Start

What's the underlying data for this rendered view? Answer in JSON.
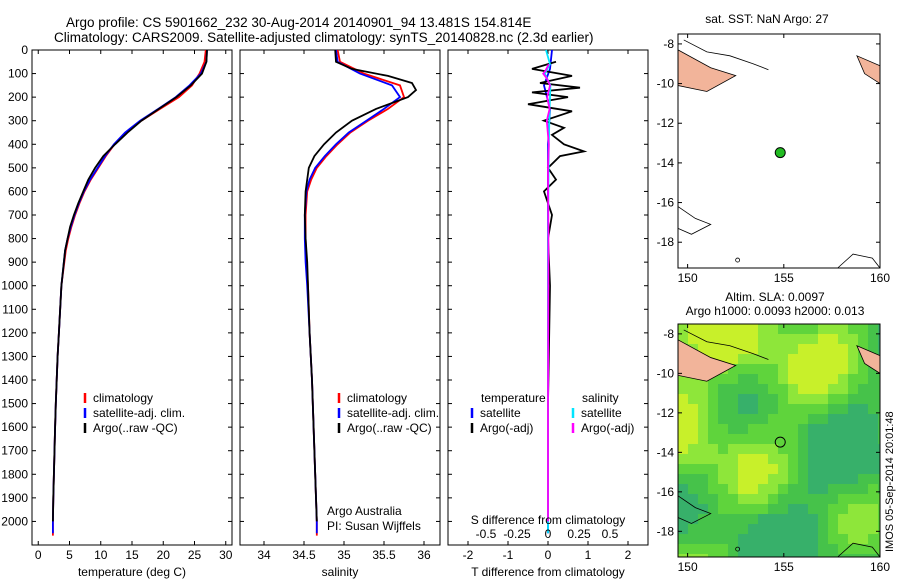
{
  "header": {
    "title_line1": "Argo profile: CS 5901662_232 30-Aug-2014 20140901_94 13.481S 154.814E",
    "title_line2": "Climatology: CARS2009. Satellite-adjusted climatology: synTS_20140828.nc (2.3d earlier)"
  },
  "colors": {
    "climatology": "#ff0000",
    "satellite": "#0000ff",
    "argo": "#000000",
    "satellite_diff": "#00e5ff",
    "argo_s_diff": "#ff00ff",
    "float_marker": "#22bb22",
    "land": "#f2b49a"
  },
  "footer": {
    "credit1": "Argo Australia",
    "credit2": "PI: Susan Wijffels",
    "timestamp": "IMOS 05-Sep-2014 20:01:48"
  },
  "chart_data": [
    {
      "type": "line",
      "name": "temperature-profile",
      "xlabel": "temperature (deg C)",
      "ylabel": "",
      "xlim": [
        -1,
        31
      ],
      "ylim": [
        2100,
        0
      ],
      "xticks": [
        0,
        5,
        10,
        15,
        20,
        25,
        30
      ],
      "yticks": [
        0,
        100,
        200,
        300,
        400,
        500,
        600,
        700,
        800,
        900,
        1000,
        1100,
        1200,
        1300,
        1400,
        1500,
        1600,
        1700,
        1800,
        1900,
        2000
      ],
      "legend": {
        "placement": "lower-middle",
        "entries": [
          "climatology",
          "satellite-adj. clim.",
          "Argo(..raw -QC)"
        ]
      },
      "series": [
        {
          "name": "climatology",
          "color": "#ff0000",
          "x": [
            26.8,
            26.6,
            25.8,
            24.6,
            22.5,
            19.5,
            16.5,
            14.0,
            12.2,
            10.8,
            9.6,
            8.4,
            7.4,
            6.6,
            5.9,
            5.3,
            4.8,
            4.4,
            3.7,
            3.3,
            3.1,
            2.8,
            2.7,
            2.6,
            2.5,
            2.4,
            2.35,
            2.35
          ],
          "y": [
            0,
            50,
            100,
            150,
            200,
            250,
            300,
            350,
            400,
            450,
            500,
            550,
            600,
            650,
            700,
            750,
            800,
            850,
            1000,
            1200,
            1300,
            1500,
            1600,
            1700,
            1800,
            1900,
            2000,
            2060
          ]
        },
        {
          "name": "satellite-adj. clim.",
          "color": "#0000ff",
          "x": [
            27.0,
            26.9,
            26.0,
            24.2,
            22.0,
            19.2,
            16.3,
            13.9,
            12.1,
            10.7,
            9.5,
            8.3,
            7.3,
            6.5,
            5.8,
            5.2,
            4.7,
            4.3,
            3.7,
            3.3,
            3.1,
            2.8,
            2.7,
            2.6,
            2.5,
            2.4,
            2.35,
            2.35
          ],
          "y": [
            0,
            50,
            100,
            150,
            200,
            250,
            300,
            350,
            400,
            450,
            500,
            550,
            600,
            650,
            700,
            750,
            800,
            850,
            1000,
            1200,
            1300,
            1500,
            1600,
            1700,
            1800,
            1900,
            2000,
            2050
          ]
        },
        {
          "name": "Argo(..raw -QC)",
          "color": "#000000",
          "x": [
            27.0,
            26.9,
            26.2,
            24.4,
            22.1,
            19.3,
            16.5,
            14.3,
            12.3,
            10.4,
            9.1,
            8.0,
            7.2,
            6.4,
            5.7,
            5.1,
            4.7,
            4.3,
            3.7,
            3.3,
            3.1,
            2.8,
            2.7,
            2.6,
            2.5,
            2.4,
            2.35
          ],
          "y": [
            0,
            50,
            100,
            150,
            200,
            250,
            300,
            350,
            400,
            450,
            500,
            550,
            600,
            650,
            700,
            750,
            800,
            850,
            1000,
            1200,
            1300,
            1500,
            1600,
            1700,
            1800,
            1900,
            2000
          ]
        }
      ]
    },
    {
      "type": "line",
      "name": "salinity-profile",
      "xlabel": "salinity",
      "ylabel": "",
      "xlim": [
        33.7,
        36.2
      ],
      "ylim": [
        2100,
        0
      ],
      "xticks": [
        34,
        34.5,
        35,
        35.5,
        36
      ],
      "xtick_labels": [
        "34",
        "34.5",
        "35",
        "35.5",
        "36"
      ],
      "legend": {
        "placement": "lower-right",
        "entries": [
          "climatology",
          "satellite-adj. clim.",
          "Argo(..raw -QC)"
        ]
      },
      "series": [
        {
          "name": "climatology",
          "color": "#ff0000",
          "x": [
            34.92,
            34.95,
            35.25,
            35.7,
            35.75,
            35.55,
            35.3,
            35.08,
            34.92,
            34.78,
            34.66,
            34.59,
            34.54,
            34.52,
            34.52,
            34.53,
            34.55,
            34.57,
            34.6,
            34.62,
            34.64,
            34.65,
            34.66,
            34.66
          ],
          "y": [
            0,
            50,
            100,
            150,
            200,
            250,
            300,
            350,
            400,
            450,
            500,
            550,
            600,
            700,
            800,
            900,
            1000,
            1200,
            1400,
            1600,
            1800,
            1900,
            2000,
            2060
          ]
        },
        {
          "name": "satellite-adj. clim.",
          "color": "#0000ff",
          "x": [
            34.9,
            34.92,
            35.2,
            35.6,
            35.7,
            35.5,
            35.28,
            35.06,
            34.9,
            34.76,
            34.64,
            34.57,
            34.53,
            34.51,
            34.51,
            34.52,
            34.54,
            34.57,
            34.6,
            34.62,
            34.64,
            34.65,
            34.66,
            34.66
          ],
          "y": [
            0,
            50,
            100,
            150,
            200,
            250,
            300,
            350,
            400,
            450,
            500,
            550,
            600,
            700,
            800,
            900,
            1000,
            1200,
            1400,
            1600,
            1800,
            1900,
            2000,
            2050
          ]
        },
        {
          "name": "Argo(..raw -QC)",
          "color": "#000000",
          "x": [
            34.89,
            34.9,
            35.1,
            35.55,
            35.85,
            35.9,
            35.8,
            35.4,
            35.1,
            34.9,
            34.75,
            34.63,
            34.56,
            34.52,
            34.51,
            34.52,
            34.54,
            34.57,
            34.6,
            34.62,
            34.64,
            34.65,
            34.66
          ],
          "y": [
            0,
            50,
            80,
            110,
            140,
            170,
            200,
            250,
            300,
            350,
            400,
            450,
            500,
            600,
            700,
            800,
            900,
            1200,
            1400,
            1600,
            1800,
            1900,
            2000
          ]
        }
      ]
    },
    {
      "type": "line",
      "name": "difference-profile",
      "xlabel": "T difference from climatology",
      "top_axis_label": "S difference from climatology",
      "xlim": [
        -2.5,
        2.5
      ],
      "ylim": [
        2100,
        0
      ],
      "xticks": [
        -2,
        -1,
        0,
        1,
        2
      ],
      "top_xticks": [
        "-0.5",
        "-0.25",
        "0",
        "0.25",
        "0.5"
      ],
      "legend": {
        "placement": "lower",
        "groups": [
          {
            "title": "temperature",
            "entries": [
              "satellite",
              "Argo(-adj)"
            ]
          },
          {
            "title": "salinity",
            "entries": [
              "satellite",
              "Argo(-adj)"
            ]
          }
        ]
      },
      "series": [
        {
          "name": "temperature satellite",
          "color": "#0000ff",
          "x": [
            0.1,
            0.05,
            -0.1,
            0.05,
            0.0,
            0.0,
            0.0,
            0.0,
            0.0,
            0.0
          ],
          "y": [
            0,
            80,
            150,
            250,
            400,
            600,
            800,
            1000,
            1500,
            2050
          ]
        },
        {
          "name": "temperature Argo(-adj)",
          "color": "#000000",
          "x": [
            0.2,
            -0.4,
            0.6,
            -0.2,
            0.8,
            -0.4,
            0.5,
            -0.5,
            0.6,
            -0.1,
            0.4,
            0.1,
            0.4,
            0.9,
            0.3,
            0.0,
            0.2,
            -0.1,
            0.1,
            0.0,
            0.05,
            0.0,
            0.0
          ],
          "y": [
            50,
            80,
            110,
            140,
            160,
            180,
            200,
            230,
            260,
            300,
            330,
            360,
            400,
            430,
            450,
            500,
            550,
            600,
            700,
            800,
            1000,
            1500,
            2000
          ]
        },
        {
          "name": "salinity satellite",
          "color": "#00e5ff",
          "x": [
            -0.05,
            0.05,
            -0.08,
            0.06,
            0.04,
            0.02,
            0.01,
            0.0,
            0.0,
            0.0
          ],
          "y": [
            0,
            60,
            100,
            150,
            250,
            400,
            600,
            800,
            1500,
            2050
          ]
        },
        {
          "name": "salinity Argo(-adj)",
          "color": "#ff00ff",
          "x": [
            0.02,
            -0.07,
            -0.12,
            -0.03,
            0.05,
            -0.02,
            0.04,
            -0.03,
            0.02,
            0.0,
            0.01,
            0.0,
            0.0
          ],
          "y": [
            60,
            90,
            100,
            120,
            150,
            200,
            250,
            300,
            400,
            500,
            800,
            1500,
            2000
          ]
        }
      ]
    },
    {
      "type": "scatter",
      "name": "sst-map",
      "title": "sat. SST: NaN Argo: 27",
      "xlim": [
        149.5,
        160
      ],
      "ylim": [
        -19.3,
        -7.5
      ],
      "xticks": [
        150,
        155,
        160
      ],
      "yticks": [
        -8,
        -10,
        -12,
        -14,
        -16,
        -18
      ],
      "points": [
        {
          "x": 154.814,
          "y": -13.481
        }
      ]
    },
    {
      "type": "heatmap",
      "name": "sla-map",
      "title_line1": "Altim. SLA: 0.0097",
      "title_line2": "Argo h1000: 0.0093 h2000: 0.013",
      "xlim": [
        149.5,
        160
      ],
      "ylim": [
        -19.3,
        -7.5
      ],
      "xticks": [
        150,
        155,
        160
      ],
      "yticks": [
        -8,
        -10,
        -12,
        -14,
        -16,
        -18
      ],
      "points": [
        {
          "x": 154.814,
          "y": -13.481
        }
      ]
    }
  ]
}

End

= Your instructions =
Look back over the material above and state how many lines hold the word "salinity". Write the number and nothing else.

= Task solution =
5